## Exercise prompt
Count how many lines of the data below contain the string "DUGOTRAJNA"; the reply should be that number alone.

## The input

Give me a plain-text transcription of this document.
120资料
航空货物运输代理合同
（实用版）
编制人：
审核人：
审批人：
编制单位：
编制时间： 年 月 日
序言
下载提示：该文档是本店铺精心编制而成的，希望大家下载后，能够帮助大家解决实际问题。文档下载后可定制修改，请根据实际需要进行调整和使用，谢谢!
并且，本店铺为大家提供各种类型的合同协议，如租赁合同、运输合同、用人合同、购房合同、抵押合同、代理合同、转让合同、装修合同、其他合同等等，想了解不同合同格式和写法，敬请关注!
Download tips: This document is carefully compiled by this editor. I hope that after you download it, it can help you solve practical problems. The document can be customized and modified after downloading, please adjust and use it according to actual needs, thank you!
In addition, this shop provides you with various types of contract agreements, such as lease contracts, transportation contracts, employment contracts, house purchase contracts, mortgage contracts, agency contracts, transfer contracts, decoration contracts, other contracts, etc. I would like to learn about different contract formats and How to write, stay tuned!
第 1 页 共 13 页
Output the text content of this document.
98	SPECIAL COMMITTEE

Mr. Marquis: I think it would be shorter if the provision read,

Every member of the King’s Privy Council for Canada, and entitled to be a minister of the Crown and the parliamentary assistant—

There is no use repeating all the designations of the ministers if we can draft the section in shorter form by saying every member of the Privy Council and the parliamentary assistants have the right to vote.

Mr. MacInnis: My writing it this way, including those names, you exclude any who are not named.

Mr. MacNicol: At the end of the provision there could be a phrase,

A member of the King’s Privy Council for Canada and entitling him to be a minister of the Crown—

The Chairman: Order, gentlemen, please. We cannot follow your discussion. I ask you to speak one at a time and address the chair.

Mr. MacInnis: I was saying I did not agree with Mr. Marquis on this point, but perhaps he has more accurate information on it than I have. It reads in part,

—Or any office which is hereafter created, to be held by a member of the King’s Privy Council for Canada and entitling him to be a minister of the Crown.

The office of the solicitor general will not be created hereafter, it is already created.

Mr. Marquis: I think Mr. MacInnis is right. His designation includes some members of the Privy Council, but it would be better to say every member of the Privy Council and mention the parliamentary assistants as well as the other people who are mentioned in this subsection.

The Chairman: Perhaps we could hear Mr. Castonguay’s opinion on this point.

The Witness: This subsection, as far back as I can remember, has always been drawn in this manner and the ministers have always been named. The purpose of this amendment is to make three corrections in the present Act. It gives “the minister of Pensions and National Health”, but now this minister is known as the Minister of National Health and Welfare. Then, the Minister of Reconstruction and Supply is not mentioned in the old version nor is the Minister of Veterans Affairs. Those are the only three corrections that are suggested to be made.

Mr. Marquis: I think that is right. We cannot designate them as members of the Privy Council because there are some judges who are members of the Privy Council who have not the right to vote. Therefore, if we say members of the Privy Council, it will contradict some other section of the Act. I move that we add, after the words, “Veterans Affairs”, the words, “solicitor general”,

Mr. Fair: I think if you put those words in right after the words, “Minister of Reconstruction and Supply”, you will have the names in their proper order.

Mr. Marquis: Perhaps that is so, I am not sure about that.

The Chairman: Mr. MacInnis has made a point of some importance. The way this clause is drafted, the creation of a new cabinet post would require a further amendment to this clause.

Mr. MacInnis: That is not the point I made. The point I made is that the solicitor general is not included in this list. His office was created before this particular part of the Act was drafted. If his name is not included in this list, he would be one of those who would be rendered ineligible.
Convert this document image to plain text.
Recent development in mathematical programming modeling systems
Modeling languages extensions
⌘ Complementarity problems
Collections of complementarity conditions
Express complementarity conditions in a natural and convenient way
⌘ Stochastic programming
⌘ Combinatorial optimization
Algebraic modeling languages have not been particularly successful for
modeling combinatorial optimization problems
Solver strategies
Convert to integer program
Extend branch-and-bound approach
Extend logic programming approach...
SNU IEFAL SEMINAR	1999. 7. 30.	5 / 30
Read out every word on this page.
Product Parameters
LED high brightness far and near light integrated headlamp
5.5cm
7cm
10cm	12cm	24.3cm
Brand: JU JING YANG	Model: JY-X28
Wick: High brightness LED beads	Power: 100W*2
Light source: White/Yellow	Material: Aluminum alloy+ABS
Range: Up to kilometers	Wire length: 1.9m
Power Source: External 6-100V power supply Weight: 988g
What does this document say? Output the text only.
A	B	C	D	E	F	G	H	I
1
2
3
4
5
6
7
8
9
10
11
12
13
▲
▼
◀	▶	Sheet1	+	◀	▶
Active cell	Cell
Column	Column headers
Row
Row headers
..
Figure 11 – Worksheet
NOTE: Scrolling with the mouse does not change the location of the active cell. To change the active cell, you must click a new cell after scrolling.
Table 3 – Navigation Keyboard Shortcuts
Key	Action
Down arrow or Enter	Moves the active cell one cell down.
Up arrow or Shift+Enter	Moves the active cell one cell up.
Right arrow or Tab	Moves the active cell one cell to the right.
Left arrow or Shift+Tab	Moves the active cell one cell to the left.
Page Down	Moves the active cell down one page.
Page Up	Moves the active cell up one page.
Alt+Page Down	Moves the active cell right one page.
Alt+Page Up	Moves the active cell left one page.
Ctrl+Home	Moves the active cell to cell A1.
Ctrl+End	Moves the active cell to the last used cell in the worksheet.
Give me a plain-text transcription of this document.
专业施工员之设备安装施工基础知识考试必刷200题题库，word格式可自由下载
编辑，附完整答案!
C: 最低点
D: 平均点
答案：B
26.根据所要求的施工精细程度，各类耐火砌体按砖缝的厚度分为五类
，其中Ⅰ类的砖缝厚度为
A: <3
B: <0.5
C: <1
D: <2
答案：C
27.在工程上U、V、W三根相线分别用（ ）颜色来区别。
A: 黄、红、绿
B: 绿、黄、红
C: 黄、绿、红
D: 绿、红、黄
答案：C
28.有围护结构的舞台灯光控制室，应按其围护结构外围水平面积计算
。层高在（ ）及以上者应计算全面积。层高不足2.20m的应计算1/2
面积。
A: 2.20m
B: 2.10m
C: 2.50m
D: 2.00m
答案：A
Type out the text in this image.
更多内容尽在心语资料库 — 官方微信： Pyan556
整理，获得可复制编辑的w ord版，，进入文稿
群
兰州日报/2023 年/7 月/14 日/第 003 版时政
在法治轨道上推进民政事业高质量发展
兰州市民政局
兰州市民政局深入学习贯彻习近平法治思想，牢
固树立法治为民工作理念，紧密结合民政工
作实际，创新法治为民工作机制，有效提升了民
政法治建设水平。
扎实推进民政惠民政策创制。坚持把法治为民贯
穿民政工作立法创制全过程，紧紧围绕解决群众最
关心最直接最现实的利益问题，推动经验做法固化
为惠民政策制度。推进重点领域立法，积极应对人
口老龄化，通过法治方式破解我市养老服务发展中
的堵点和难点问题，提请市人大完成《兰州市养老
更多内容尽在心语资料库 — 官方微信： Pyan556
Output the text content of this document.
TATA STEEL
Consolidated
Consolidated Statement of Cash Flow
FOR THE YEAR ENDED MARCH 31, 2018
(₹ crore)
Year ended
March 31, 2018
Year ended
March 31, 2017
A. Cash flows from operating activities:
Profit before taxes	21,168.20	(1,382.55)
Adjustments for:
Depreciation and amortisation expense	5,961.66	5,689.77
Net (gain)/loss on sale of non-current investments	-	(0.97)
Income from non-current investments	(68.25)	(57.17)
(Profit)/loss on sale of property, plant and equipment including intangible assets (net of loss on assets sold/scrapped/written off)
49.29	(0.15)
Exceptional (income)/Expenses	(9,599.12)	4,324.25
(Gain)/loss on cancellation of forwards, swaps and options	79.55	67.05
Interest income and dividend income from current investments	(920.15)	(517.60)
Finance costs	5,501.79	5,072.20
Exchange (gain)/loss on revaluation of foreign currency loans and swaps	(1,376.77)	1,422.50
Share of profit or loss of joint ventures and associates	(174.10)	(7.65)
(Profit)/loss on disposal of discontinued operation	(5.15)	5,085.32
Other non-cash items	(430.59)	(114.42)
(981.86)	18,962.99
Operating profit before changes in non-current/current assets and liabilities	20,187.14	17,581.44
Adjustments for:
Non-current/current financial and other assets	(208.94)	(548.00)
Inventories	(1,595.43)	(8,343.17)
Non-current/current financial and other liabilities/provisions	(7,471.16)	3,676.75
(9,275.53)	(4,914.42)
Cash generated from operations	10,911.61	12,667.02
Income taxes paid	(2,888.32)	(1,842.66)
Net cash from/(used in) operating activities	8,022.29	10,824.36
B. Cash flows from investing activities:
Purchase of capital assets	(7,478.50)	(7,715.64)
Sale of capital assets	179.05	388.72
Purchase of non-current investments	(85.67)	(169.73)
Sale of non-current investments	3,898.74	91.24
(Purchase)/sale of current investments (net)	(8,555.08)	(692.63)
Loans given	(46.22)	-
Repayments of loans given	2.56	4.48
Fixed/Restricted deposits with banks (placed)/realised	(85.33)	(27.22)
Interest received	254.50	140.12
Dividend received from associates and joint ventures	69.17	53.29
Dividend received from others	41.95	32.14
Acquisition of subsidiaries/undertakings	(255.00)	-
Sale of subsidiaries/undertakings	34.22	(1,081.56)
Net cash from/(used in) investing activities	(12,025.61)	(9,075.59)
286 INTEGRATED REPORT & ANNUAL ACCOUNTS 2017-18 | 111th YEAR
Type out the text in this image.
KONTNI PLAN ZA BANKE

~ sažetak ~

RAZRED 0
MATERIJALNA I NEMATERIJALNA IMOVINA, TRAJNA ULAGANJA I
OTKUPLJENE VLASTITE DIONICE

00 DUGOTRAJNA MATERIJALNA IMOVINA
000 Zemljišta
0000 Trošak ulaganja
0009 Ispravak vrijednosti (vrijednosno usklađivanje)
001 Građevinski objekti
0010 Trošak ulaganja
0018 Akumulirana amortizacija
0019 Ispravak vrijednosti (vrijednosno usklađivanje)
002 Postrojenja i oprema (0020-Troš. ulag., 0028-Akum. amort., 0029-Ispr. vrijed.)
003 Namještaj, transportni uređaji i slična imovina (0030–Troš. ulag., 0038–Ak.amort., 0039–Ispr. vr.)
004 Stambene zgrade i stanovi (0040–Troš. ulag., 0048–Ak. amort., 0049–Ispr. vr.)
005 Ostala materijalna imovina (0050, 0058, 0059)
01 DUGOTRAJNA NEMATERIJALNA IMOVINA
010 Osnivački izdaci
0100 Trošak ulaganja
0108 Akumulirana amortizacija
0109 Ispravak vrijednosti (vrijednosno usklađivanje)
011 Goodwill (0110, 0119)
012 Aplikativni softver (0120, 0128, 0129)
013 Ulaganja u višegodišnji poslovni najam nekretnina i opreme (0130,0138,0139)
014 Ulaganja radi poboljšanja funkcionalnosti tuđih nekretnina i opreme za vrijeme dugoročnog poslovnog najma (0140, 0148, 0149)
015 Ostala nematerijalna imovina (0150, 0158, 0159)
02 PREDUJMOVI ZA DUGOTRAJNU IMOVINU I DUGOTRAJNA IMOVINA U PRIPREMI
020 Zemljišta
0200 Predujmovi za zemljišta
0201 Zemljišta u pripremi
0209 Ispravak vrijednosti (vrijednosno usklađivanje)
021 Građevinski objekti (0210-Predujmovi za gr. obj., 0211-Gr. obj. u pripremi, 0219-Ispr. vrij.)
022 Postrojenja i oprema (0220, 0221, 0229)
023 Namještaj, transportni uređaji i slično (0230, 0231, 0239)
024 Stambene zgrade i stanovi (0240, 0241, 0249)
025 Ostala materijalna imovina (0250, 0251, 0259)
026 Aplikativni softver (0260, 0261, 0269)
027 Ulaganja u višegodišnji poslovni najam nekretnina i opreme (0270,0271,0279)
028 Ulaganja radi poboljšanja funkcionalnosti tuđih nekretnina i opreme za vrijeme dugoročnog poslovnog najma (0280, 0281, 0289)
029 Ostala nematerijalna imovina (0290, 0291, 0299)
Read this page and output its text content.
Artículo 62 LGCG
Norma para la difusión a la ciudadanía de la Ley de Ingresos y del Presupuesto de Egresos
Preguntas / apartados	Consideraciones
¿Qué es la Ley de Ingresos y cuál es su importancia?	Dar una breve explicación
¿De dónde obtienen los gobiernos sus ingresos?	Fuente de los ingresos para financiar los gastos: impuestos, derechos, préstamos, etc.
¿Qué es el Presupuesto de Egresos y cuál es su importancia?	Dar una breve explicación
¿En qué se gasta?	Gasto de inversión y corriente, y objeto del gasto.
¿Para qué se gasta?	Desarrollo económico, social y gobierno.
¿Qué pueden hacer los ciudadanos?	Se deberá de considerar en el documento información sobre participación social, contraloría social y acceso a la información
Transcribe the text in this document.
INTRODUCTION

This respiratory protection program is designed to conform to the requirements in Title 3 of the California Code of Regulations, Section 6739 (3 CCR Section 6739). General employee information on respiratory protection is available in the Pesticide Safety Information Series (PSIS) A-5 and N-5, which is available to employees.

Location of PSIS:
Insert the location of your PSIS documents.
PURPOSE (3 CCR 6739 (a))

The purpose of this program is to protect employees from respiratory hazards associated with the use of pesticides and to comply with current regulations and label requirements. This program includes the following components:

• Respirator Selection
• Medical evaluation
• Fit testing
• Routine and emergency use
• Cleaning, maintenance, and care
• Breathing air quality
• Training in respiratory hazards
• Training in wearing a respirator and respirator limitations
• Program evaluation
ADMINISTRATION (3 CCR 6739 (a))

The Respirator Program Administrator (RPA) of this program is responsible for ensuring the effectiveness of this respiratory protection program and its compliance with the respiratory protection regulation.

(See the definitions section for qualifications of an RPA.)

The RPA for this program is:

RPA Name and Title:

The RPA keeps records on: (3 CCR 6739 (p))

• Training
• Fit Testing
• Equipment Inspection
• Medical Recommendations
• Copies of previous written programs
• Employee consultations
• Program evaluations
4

## The solution
3